→ Task: Output an exact reproduction of the data.

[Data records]
——————————

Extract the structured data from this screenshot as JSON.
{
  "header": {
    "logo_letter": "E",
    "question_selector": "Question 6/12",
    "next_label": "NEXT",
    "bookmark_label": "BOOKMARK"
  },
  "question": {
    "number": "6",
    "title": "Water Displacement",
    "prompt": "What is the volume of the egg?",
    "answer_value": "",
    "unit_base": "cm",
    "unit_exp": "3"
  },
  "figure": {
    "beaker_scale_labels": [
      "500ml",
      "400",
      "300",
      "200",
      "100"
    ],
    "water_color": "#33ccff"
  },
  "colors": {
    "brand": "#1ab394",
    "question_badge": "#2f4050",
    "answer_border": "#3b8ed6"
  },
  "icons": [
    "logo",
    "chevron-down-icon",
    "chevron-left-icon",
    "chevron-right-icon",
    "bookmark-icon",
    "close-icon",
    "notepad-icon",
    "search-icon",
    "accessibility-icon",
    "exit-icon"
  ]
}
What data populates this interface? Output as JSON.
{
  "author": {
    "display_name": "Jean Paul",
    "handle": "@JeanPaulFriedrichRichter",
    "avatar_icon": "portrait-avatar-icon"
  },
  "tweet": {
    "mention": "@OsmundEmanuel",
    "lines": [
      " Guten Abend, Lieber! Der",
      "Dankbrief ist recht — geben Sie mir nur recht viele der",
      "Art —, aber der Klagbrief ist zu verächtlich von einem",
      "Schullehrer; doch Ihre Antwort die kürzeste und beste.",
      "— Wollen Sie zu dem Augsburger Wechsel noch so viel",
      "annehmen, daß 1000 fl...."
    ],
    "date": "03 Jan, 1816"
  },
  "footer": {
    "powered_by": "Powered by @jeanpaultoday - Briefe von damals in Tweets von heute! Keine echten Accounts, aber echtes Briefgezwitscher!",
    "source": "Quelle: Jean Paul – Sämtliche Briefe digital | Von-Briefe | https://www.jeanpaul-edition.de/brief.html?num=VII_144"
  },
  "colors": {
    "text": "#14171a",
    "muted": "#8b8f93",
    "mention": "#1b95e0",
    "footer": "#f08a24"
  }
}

——————————

→ Written response:
Extract the structured data from this screenshot as JSON.
{
  "header": {
    "logo_letter": "E",
    "question_selector": "Question 6/12",
    "next_label": "NEXT",
    "bookmark_label": "BOOKMARK"
  },
  "question": {
    "number": "6",
    "title": "Water Displacement",
    "prompt": "What is the volume of the egg?",
    "answer_value": "",
    "unit_base": "cm",
    "unit_exp": "3"
  },
  "figure": {
    "beaker_scale_labels": [
      "500ml",
      "400",
      "300",
      "200",
      "100"
    ],
    "water_color": "#33ccff"
  },
  "colors": {
    "brand": "#1ab394",
    "question_badge": "#2f4050",
    "answer_border": "#3b8ed6"
  },
  "icons": [
    "logo",
    "chevron-down-icon",
    "chevron-left-icon",
    "chevron-right-icon",
    "bookmark-icon",
    "close-icon",
    "notepad-icon",
    "search-icon",
    "accessibility-icon",
    "exit-icon"
  ]
}
What data populates this interface? Output as JSON.
{
  "author": {
    "display_name": "Jean Paul",
    "handle": "@JeanPaulFriedrichRichter",
    "avatar_icon": "portrait-avatar-icon"
  },
  "tweet": {
    "mention": "@OsmundEmanuel",
    "lines": [
      " Guten Abend, Lieber! Der",
      "Dankbrief ist recht — geben Sie mir nur recht viele der",
      "Art —, aber der Klagbrief ist zu verächtlich von einem",
      "Schullehrer; doch Ihre Antwort die kürzeste und beste.",
      "— Wollen Sie zu dem Augsburger Wechsel noch so viel",
      "annehmen, daß 1000 fl...."
    ],
    "date": "03 Jan, 1816"
  },
  "footer": {
    "powered_by": "Powered by @jeanpaultoday - Briefe von damals in Tweets von heute! Keine echten Accounts, aber echtes Briefgezwitscher!",
    "source": "Quelle: Jean Paul – Sämtliche Briefe digital | Von-Briefe | https://www.jeanpaul-edition.de/brief.html?num=VII_144"
  },
  "colors": {
    "text": "#14171a",
    "muted": "#8b8f93",
    "mention": "#1b95e0",
    "footer": "#f08a24"
  }
}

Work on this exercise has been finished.